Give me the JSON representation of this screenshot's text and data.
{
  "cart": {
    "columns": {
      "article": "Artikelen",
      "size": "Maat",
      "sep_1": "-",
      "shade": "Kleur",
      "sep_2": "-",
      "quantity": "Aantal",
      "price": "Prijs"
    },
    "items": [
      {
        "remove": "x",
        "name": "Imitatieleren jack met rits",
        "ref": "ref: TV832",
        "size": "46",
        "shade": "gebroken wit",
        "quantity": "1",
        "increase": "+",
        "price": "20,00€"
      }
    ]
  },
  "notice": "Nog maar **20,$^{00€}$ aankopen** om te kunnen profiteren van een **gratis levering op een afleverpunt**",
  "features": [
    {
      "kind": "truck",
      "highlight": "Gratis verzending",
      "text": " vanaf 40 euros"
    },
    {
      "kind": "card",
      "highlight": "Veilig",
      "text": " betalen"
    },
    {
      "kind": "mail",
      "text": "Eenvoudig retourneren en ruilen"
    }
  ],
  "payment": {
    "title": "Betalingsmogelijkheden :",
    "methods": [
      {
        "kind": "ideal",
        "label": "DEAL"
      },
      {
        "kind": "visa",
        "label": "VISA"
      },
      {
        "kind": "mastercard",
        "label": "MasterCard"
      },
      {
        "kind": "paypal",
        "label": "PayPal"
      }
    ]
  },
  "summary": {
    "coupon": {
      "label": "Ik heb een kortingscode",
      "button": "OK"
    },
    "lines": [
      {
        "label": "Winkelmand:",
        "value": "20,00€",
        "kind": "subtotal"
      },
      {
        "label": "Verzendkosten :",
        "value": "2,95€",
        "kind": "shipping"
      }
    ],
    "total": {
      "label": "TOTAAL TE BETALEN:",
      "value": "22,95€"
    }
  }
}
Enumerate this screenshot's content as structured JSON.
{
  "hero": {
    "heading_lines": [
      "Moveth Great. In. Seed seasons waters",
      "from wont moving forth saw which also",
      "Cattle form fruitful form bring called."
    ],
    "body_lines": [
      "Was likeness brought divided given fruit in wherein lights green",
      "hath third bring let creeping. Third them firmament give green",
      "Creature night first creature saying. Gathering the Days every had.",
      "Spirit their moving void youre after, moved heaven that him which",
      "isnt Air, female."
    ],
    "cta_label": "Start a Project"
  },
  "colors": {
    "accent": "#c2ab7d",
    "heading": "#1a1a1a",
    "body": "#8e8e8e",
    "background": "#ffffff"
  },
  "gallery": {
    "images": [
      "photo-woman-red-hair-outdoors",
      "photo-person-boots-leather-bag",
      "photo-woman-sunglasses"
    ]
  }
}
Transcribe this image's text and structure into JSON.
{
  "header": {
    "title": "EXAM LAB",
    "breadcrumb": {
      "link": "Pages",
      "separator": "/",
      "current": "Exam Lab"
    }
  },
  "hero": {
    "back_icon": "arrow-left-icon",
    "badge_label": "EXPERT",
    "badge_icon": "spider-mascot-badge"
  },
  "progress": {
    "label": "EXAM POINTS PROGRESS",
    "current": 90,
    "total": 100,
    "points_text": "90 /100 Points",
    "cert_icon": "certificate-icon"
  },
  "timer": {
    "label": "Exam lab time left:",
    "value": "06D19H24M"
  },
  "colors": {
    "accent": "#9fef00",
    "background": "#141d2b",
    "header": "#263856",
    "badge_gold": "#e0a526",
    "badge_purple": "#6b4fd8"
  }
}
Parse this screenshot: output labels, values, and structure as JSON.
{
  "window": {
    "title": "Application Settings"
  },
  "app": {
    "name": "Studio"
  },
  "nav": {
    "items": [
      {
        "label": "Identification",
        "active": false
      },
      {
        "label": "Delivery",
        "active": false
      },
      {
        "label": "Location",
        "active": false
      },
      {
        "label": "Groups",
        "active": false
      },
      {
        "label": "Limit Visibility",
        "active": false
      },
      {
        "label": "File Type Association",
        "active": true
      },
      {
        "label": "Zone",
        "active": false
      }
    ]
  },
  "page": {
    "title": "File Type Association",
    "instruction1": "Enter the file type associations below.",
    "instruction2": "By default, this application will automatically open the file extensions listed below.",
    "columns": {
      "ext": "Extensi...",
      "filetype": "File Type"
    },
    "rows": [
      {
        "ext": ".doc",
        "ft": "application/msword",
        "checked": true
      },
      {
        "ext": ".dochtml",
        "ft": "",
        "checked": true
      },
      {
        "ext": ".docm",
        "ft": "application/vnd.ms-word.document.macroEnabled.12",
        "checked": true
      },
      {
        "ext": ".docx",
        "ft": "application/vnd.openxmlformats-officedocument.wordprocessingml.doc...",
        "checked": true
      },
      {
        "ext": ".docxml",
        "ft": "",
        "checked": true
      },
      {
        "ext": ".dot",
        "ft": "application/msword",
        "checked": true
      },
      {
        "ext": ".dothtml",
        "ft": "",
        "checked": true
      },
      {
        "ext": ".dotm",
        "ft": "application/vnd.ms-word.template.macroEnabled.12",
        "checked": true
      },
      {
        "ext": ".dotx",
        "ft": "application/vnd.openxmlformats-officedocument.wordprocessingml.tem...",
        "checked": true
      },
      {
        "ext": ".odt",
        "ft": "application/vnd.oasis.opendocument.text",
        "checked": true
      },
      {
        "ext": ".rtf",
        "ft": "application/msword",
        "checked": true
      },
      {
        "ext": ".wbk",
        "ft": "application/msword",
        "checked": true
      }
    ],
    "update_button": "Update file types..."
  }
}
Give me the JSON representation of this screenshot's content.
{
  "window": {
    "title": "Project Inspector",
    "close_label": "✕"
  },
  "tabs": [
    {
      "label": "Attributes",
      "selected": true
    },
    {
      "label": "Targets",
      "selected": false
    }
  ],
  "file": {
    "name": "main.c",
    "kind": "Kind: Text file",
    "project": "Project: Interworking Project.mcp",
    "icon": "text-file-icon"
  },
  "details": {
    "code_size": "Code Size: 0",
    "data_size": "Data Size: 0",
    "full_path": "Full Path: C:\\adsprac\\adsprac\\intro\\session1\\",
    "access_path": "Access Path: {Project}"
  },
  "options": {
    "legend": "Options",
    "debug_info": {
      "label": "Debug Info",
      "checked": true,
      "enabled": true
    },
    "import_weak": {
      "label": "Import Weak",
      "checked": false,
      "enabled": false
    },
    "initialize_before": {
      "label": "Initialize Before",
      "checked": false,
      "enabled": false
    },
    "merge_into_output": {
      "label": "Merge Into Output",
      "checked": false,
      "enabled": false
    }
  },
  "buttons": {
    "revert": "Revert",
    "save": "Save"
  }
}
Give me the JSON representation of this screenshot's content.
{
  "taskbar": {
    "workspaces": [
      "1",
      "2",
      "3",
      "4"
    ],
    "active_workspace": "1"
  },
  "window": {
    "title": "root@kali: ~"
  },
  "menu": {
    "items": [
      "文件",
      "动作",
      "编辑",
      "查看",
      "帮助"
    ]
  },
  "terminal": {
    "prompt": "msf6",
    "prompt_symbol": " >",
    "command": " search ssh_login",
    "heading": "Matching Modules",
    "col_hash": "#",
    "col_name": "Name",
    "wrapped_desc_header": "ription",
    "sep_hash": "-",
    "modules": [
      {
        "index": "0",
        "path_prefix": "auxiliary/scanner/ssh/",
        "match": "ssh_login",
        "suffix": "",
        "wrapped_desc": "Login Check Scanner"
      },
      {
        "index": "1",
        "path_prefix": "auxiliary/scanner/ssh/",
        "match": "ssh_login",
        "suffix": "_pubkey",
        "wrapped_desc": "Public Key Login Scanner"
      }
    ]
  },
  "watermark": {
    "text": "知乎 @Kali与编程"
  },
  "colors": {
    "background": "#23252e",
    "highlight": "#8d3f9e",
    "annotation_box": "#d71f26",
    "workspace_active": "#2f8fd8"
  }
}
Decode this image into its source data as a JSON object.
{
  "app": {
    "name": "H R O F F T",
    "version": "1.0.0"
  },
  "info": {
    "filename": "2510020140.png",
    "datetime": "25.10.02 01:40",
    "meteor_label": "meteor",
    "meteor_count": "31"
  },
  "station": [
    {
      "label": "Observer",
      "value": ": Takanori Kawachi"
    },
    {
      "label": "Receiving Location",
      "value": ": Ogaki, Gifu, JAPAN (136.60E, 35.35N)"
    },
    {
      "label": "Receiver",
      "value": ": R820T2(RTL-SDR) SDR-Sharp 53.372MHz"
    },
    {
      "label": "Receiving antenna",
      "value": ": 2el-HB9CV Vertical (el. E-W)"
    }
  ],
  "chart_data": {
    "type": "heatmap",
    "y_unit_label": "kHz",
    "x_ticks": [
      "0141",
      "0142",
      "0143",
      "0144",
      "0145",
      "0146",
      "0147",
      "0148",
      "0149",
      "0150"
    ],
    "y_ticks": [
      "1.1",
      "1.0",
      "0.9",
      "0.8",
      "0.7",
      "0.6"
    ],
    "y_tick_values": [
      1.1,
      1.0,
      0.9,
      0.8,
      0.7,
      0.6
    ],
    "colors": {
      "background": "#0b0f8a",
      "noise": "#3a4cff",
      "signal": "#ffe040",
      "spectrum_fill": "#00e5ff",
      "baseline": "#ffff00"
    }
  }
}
______________________________
TASK GOAL: Go through the preceding material and copy each line that has the word "wordprocessingml".

ANSWER FOR THE TASK:
        "ft": "application/vnd.openxmlformats-officedocument.wordprocessingml.doc...",
        "ft": "application/vnd.openxmlformats-officedocument.wordprocessingml.tem...",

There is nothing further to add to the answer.